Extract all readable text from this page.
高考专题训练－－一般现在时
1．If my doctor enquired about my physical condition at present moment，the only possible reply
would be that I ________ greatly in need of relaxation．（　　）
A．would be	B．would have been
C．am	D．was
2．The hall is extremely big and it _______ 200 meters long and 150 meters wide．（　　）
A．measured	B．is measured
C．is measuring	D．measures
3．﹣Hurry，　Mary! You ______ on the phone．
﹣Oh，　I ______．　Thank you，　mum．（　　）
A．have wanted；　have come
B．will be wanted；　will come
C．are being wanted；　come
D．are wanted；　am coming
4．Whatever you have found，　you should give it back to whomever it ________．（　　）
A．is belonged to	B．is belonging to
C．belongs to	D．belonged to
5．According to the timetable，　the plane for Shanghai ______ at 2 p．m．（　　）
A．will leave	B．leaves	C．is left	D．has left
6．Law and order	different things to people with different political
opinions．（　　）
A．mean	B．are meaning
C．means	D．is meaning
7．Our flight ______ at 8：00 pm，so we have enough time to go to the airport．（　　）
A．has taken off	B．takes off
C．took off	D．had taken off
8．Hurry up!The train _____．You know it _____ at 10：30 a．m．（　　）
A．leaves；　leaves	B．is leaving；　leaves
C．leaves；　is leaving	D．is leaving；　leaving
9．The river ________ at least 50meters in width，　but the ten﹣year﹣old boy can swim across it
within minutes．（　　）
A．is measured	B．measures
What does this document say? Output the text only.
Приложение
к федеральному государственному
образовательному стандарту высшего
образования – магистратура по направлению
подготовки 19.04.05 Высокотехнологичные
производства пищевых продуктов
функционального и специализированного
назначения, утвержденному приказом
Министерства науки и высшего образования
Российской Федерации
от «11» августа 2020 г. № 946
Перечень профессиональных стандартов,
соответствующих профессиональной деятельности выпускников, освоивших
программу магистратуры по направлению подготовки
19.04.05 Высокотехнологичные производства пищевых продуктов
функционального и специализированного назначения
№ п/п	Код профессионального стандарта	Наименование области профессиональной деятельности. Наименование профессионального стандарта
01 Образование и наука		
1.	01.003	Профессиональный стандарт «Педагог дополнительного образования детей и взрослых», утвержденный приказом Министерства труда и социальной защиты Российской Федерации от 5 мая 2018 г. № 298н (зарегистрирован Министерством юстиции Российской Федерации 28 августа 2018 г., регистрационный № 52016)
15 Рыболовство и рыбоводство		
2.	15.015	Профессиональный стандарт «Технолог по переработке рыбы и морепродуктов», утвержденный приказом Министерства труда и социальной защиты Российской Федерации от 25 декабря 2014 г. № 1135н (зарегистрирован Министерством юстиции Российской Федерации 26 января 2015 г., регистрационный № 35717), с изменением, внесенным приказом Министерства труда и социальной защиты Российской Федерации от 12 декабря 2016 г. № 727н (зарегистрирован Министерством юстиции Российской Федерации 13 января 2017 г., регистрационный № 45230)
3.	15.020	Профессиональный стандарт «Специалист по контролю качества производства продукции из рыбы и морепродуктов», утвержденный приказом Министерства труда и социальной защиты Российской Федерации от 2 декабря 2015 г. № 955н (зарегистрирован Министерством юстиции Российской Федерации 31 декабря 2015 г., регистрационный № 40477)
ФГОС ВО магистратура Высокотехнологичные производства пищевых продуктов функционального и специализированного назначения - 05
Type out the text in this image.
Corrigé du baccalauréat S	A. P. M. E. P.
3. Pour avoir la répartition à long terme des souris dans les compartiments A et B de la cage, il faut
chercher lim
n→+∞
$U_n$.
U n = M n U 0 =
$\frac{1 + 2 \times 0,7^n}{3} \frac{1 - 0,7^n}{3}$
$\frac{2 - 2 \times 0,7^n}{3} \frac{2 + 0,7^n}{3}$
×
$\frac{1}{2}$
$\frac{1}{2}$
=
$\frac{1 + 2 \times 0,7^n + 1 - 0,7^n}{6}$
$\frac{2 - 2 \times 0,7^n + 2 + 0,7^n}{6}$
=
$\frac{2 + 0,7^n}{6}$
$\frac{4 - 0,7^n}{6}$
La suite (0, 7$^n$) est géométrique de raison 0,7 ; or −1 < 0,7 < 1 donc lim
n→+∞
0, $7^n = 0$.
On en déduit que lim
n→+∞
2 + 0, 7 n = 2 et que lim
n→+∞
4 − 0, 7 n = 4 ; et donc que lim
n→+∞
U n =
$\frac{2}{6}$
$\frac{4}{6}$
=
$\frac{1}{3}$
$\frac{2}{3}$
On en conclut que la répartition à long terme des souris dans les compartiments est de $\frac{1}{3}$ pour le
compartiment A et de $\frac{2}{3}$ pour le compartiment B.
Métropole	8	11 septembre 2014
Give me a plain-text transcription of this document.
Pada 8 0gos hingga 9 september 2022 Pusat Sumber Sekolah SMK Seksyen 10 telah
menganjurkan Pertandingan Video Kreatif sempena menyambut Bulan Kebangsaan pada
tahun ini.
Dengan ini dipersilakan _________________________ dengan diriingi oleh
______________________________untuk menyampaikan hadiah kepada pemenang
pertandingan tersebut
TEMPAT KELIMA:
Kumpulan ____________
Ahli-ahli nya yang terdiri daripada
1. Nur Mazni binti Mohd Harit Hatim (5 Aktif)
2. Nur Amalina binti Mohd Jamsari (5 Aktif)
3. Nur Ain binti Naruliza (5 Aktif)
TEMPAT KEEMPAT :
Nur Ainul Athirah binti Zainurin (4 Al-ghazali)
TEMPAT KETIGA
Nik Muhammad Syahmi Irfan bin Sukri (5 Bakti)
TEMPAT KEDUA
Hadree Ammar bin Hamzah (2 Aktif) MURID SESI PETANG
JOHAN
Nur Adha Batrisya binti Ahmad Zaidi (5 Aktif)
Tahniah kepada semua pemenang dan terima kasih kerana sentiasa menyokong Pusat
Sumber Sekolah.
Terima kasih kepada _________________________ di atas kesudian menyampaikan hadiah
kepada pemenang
- - - - - - -
#### [Exercise task]
Please repeat the listing above in full and exactly.

#### [Result of this exercise]
Extract all readable text from this page.
高考专题训练－－一般现在时
1．If my doctor enquired about my physical condition at present moment，the only possible reply
would be that I ________ greatly in need of relaxation．（　　）
A．would be	B．would have been
C．am	D．was
2．The hall is extremely big and it _______ 200 meters long and 150 meters wide．（　　）
A．measured	B．is measured
C．is measuring	D．measures
3．﹣Hurry，　Mary! You ______ on the phone．
﹣Oh，　I ______．　Thank you，　mum．（　　）
A．have wanted；　have come
B．will be wanted；　will come
C．are being wanted；　come
D．are wanted；　am coming
4．Whatever you have found，　you should give it back to whomever it ________．（　　）
A．is belonged to	B．is belonging to
C．belongs to	D．belonged to
5．According to the timetable，　the plane for Shanghai ______ at 2 p．m．（　　）
A．will leave	B．leaves	C．is left	D．has left
6．Law and order	different things to people with different political
opinions．（　　）
A．mean	B．are meaning
C．means	D．is meaning
7．Our flight ______ at 8：00 pm，so we have enough time to go to the airport．（　　）
A．has taken off	B．takes off
C．took off	D．had taken off
8．Hurry up!The train _____．You know it _____ at 10：30 a．m．（　　）
A．leaves；　leaves	B．is leaving；　leaves
C．leaves；　is leaving	D．is leaving；　leaving
9．The river ________ at least 50meters in width，　but the ten﹣year﹣old boy can swim across it
within minutes．（　　）
A．is measured	B．measures
What does this document say? Output the text only.
Приложение
к федеральному государственному
образовательному стандарту высшего
образования – магистратура по направлению
подготовки 19.04.05 Высокотехнологичные
производства пищевых продуктов
функционального и специализированного
назначения, утвержденному приказом
Министерства науки и высшего образования
Российской Федерации
от «11» августа 2020 г. № 946
Перечень профессиональных стандартов,
соответствующих профессиональной деятельности выпускников, освоивших
программу магистратуры по направлению подготовки
19.04.05 Высокотехнологичные производства пищевых продуктов
функционального и специализированного назначения
№ п/п	Код профессионального стандарта	Наименование области профессиональной деятельности. Наименование профессионального стандарта
01 Образование и наука		
1.	01.003	Профессиональный стандарт «Педагог дополнительного образования детей и взрослых», утвержденный приказом Министерства труда и социальной защиты Российской Федерации от 5 мая 2018 г. № 298н (зарегистрирован Министерством юстиции Российской Федерации 28 августа 2018 г., регистрационный № 52016)
15 Рыболовство и рыбоводство		
2.	15.015	Профессиональный стандарт «Технолог по переработке рыбы и морепродуктов», утвержденный приказом Министерства труда и социальной защиты Российской Федерации от 25 декабря 2014 г. № 1135н (зарегистрирован Министерством юстиции Российской Федерации 26 января 2015 г., регистрационный № 35717), с изменением, внесенным приказом Министерства труда и социальной защиты Российской Федерации от 12 декабря 2016 г. № 727н (зарегистрирован Министерством юстиции Российской Федерации 13 января 2017 г., регистрационный № 45230)
3.	15.020	Профессиональный стандарт «Специалист по контролю качества производства продукции из рыбы и морепродуктов», утвержденный приказом Министерства труда и социальной защиты Российской Федерации от 2 декабря 2015 г. № 955н (зарегистрирован Министерством юстиции Российской Федерации 31 декабря 2015 г., регистрационный № 40477)
ФГОС ВО магистратура Высокотехнологичные производства пищевых продуктов функционального и специализированного назначения - 05
Type out the text in this image.
Corrigé du baccalauréat S	A. P. M. E. P.
3. Pour avoir la répartition à long terme des souris dans les compartiments A et B de la cage, il faut
chercher lim
n→+∞
$U_n$.
U n = M n U 0 =
$\frac{1 + 2 \times 0,7^n}{3} \frac{1 - 0,7^n}{3}$
$\frac{2 - 2 \times 0,7^n}{3} \frac{2 + 0,7^n}{3}$
×
$\frac{1}{2}$
$\frac{1}{2}$
=
$\frac{1 + 2 \times 0,7^n + 1 - 0,7^n}{6}$
$\frac{2 - 2 \times 0,7^n + 2 + 0,7^n}{6}$
=
$\frac{2 + 0,7^n}{6}$
$\frac{4 - 0,7^n}{6}$
La suite (0, 7$^n$) est géométrique de raison 0,7 ; or −1 < 0,7 < 1 donc lim
n→+∞
0, $7^n = 0$.
On en déduit que lim
n→+∞
2 + 0, 7 n = 2 et que lim
n→+∞
4 − 0, 7 n = 4 ; et donc que lim
n→+∞
U n =
$\frac{2}{6}$
$\frac{4}{6}$
=
$\frac{1}{3}$
$\frac{2}{3}$
On en conclut que la répartition à long terme des souris dans les compartiments est de $\frac{1}{3}$ pour le
compartiment A et de $\frac{2}{3}$ pour le compartiment B.
Métropole	8	11 septembre 2014
Give me a plain-text transcription of this document.
Pada 8 0gos hingga 9 september 2022 Pusat Sumber Sekolah SMK Seksyen 10 telah
menganjurkan Pertandingan Video Kreatif sempena menyambut Bulan Kebangsaan pada
tahun ini.
Dengan ini dipersilakan _________________________ dengan diriingi oleh
______________________________untuk menyampaikan hadiah kepada pemenang
pertandingan tersebut
TEMPAT KELIMA:
Kumpulan ____________
Ahli-ahli nya yang terdiri daripada
1. Nur Mazni binti Mohd Harit Hatim (5 Aktif)
2. Nur Amalina binti Mohd Jamsari (5 Aktif)
3. Nur Ain binti Naruliza (5 Aktif)
TEMPAT KEEMPAT :
Nur Ainul Athirah binti Zainurin (4 Al-ghazali)
TEMPAT KETIGA
Nik Muhammad Syahmi Irfan bin Sukri (5 Bakti)
TEMPAT KEDUA
Hadree Ammar bin Hamzah (2 Aktif) MURID SESI PETANG
JOHAN
Nur Adha Batrisya binti Ahmad Zaidi (5 Aktif)
Tahniah kepada semua pemenang dan terima kasih kerana sentiasa menyokong Pusat
Sumber Sekolah.
Terima kasih kepada _________________________ di atas kesudian menyampaikan hadiah
kepada pemenang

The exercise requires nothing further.